=== AVAILABLE DATA ===

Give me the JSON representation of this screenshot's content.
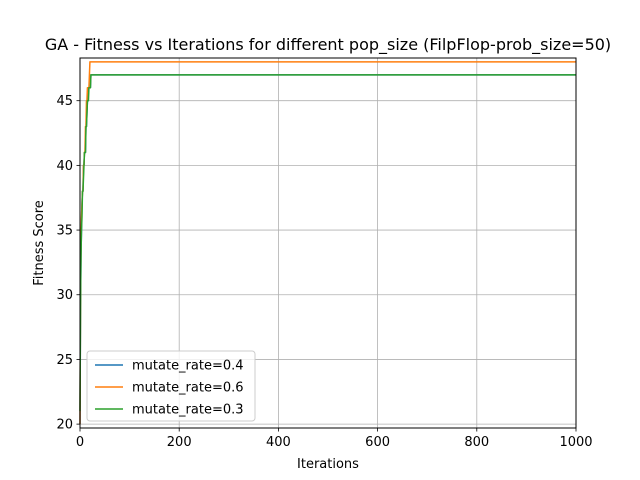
{
  "chart_data": {
    "type": "line",
    "title": "GA - Fitness vs Iterations for different pop_size (FilpFlop-prob_size=50)",
    "xlabel": "Iterations",
    "ylabel": "Fitness Score",
    "xlim": [
      0,
      1000
    ],
    "ylim": [
      19.7,
      48.3
    ],
    "xticks": [
      0,
      200,
      400,
      600,
      800,
      1000
    ],
    "yticks": [
      20,
      25,
      30,
      35,
      40,
      45
    ],
    "grid": true,
    "legend_position": "lower-left",
    "series": [
      {
        "name": "mutate_rate=0.4",
        "color": "#1f77b4",
        "x": [
          0,
          1,
          2,
          3,
          4,
          5,
          6,
          7,
          8,
          9,
          10,
          11,
          12,
          13,
          14,
          15,
          16,
          17,
          18,
          19,
          20,
          21,
          22,
          23,
          24,
          1000
        ],
        "y": [
          20,
          29,
          33,
          35,
          37,
          38,
          38,
          40,
          40,
          41,
          41,
          41,
          43,
          43,
          44,
          45,
          45,
          46,
          46,
          46,
          46,
          46,
          47,
          47,
          47,
          47
        ]
      },
      {
        "name": "mutate_rate=0.6",
        "color": "#ff7f0e",
        "x": [
          0,
          1,
          2,
          3,
          4,
          5,
          6,
          7,
          8,
          9,
          10,
          11,
          12,
          13,
          14,
          15,
          16,
          17,
          18,
          19,
          20,
          1000
        ],
        "y": [
          20,
          30,
          34,
          36,
          37,
          38,
          38,
          40,
          40,
          41,
          41,
          43,
          43,
          45,
          45,
          46,
          46,
          46,
          46,
          47,
          48,
          48
        ]
      },
      {
        "name": "mutate_rate=0.3",
        "color": "#2ca02c",
        "x": [
          0,
          1,
          2,
          3,
          4,
          5,
          6,
          7,
          8,
          9,
          10,
          11,
          12,
          13,
          14,
          15,
          16,
          17,
          18,
          19,
          20,
          21,
          22,
          23,
          1000
        ],
        "y": [
          21,
          29,
          33,
          35,
          36,
          38,
          38,
          39,
          40,
          41,
          41,
          41,
          43,
          43,
          44,
          45,
          45,
          45,
          46,
          46,
          46,
          46,
          47,
          47,
          47
        ]
      }
    ]
  }
}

===

INSTRUCTION:
From the listing above, pick out every line containing "name".

FULL ANSWER:
        "name": "mutate_rate=0.4",
        "name": "mutate_rate=0.6",
        "name": "mutate_rate=0.3",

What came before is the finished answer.